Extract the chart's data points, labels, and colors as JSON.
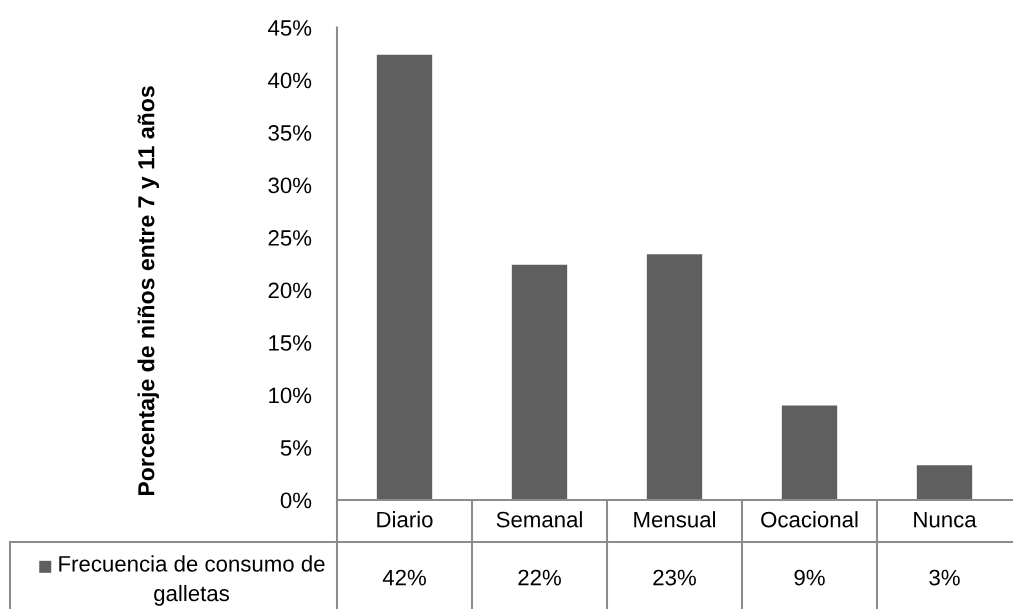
{
  "chart_data": {
    "type": "bar",
    "ylabel": "Porcentaje de niños entre 7 y 11 años",
    "categories": [
      "Diario",
      "Semanal",
      "Mensual",
      "Ocacional",
      "Nunca"
    ],
    "series": [
      {
        "name": "Frecuencia de consumo de galletas",
        "color": "#5f5f5f",
        "values": [
          42.4,
          22.4,
          23.4,
          9.0,
          3.3
        ],
        "value_labels": [
          "42%",
          "22%",
          "23%",
          "9%",
          "3%"
        ]
      }
    ],
    "ylim": [
      0,
      45
    ],
    "yticks": [
      {
        "value": 0,
        "label": "0%"
      },
      {
        "value": 5,
        "label": "5%"
      },
      {
        "value": 10,
        "label": "10%"
      },
      {
        "value": 15,
        "label": "15%"
      },
      {
        "value": 20,
        "label": "20%"
      },
      {
        "value": 25,
        "label": "25%"
      },
      {
        "value": 30,
        "label": "30%"
      },
      {
        "value": 35,
        "label": "35%"
      },
      {
        "value": 40,
        "label": "40%"
      },
      {
        "value": 45,
        "label": "45%"
      }
    ],
    "legend": "bottom"
  }
}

Task objective
Write out the records above once more, word for word, with no pictures.

Exercise response
Extract the chart's data points, labels, and colors as JSON.
{
  "chart_data": {
    "type": "bar",
    "ylabel": "Porcentaje de niños entre 7 y 11 años",
    "categories": [
      "Diario",
      "Semanal",
      "Mensual",
      "Ocacional",
      "Nunca"
    ],
    "series": [
      {
        "name": "Frecuencia de consumo de galletas",
        "color": "#5f5f5f",
        "values": [
          42.4,
          22.4,
          23.4,
          9.0,
          3.3
        ],
        "value_labels": [
          "42%",
          "22%",
          "23%",
          "9%",
          "3%"
        ]
      }
    ],
    "ylim": [
      0,
      45
    ],
    "yticks": [
      {
        "value": 0,
        "label": "0%"
      },
      {
        "value": 5,
        "label": "5%"
      },
      {
        "value": 10,
        "label": "10%"
      },
      {
        "value": 15,
        "label": "15%"
      },
      {
        "value": 20,
        "label": "20%"
      },
      {
        "value": 25,
        "label": "25%"
      },
      {
        "value": 30,
        "label": "30%"
      },
      {
        "value": 35,
        "label": "35%"
      },
      {
        "value": 40,
        "label": "40%"
      },
      {
        "value": 45,
        "label": "45%"
      }
    ],
    "legend": "bottom"
  }
}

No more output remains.